= Stated problem =
Every line below should be copied exactly; drop the pictures.

Dataset records
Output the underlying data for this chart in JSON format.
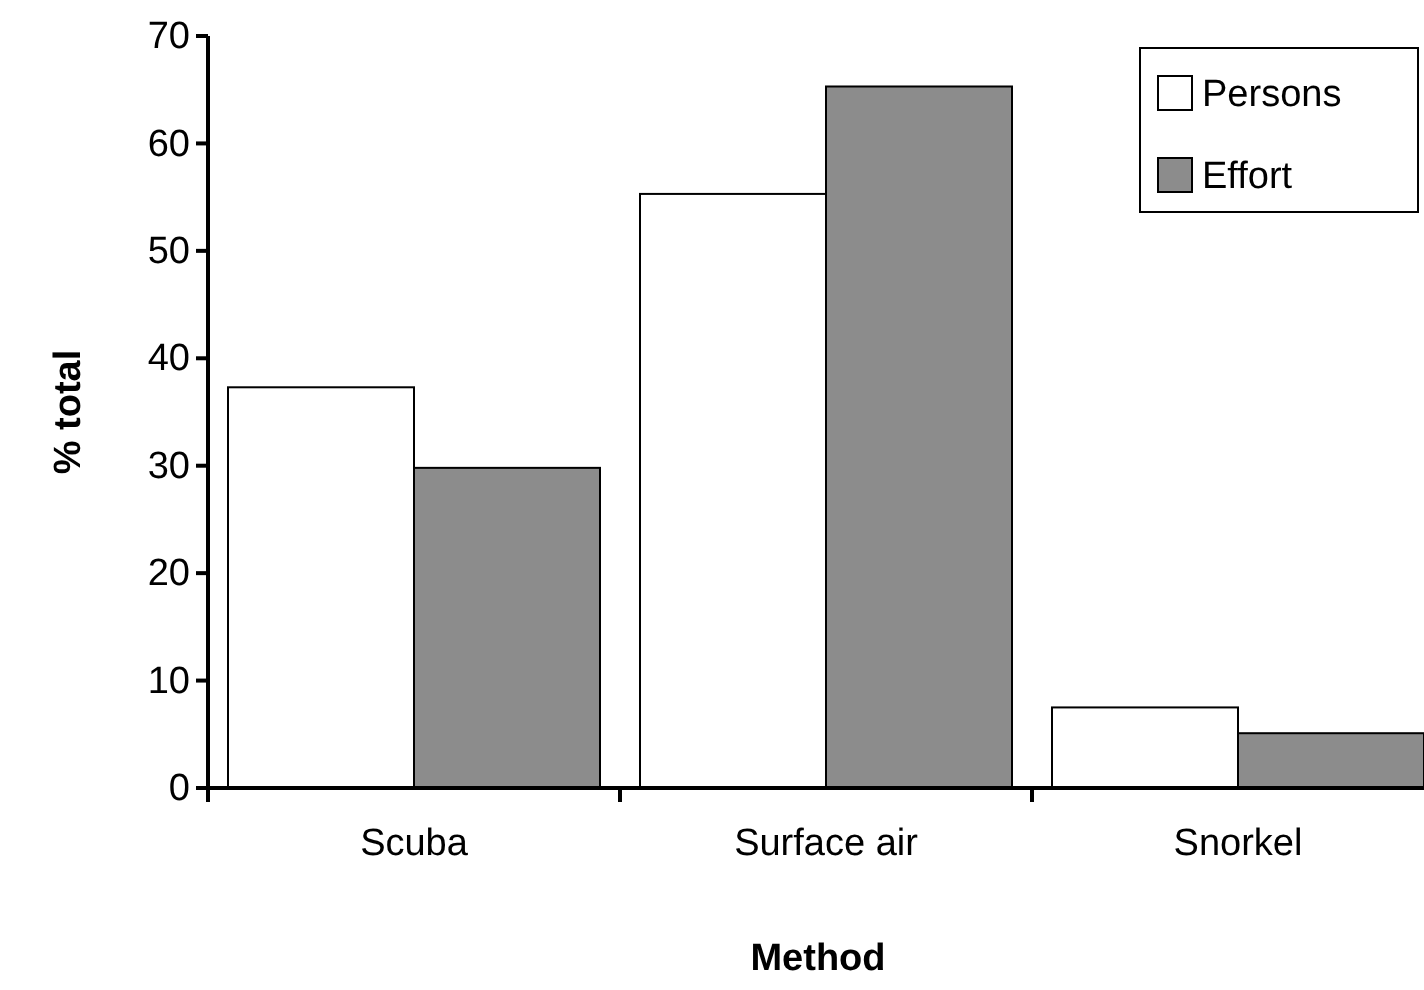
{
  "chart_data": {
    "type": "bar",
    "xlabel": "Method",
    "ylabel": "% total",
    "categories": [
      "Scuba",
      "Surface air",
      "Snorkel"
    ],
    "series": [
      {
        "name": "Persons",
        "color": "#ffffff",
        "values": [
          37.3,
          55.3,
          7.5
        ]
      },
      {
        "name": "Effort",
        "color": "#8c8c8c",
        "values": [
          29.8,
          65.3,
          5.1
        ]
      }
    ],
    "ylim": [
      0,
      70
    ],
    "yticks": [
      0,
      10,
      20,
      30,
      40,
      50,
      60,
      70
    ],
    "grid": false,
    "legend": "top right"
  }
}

= Expected output =
Output the underlying data for this chart in JSON format.
{
  "chart_data": {
    "type": "bar",
    "xlabel": "Method",
    "ylabel": "% total",
    "categories": [
      "Scuba",
      "Surface air",
      "Snorkel"
    ],
    "series": [
      {
        "name": "Persons",
        "color": "#ffffff",
        "values": [
          37.3,
          55.3,
          7.5
        ]
      },
      {
        "name": "Effort",
        "color": "#8c8c8c",
        "values": [
          29.8,
          65.3,
          5.1
        ]
      }
    ],
    "ylim": [
      0,
      70
    ],
    "yticks": [
      0,
      10,
      20,
      30,
      40,
      50,
      60,
      70
    ],
    "grid": false,
    "legend": "top right"
  }
}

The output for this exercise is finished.